*REQUIRED WORK*. Print the data exactly, leaving nothing out.

*DATA TO USE*.
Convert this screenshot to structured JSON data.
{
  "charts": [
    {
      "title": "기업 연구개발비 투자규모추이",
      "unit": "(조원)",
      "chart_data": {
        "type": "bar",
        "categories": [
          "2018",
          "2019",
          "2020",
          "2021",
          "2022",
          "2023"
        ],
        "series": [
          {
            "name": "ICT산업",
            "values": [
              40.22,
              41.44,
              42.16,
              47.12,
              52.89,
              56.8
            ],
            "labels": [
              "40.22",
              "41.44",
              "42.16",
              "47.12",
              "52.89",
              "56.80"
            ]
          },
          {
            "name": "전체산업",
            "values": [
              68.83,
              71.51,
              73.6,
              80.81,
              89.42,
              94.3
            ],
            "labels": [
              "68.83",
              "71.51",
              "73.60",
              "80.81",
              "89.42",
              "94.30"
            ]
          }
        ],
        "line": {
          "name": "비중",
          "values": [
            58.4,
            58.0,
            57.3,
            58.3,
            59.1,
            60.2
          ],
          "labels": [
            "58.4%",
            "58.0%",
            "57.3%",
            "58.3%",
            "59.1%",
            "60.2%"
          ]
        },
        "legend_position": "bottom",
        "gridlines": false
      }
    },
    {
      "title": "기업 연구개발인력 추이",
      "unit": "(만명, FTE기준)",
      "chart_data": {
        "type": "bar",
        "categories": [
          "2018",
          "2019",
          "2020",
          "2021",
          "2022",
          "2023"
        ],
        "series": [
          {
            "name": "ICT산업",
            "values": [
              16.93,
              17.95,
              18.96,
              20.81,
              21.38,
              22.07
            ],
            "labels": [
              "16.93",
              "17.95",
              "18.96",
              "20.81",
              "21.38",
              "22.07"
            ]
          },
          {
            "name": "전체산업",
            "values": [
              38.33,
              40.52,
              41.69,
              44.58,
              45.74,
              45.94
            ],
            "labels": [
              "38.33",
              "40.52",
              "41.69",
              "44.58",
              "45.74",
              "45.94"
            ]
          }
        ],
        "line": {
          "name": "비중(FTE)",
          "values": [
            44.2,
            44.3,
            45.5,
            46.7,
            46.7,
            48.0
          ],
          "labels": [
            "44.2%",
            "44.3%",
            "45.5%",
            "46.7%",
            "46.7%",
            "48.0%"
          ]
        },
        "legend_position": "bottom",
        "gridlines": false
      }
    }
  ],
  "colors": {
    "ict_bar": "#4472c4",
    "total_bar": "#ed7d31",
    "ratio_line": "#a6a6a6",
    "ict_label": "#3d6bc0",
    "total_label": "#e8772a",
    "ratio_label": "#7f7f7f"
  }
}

*ANSWER IN FULL*.
Convert this screenshot to structured JSON data.
{
  "charts": [
    {
      "title": "기업 연구개발비 투자규모추이",
      "unit": "(조원)",
      "chart_data": {
        "type": "bar",
        "categories": [
          "2018",
          "2019",
          "2020",
          "2021",
          "2022",
          "2023"
        ],
        "series": [
          {
            "name": "ICT산업",
            "values": [
              40.22,
              41.44,
              42.16,
              47.12,
              52.89,
              56.8
            ],
            "labels": [
              "40.22",
              "41.44",
              "42.16",
              "47.12",
              "52.89",
              "56.80"
            ]
          },
          {
            "name": "전체산업",
            "values": [
              68.83,
              71.51,
              73.6,
              80.81,
              89.42,
              94.3
            ],
            "labels": [
              "68.83",
              "71.51",
              "73.60",
              "80.81",
              "89.42",
              "94.30"
            ]
          }
        ],
        "line": {
          "name": "비중",
          "values": [
            58.4,
            58.0,
            57.3,
            58.3,
            59.1,
            60.2
          ],
          "labels": [
            "58.4%",
            "58.0%",
            "57.3%",
            "58.3%",
            "59.1%",
            "60.2%"
          ]
        },
        "legend_position": "bottom",
        "gridlines": false
      }
    },
    {
      "title": "기업 연구개발인력 추이",
      "unit": "(만명, FTE기준)",
      "chart_data": {
        "type": "bar",
        "categories": [
          "2018",
          "2019",
          "2020",
          "2021",
          "2022",
          "2023"
        ],
        "series": [
          {
            "name": "ICT산업",
            "values": [
              16.93,
              17.95,
              18.96,
              20.81,
              21.38,
              22.07
            ],
            "labels": [
              "16.93",
              "17.95",
              "18.96",
              "20.81",
              "21.38",
              "22.07"
            ]
          },
          {
            "name": "전체산업",
            "values": [
              38.33,
              40.52,
              41.69,
              44.58,
              45.74,
              45.94
            ],
            "labels": [
              "38.33",
              "40.52",
              "41.69",
              "44.58",
              "45.74",
              "45.94"
            ]
          }
        ],
        "line": {
          "name": "비중(FTE)",
          "values": [
            44.2,
            44.3,
            45.5,
            46.7,
            46.7,
            48.0
          ],
          "labels": [
            "44.2%",
            "44.3%",
            "45.5%",
            "46.7%",
            "46.7%",
            "48.0%"
          ]
        },
        "legend_position": "bottom",
        "gridlines": false
      }
    }
  ],
  "colors": {
    "ict_bar": "#4472c4",
    "total_bar": "#ed7d31",
    "ratio_line": "#a6a6a6",
    "ict_label": "#3d6bc0",
    "total_label": "#e8772a",
    "ratio_label": "#7f7f7f"
  }
}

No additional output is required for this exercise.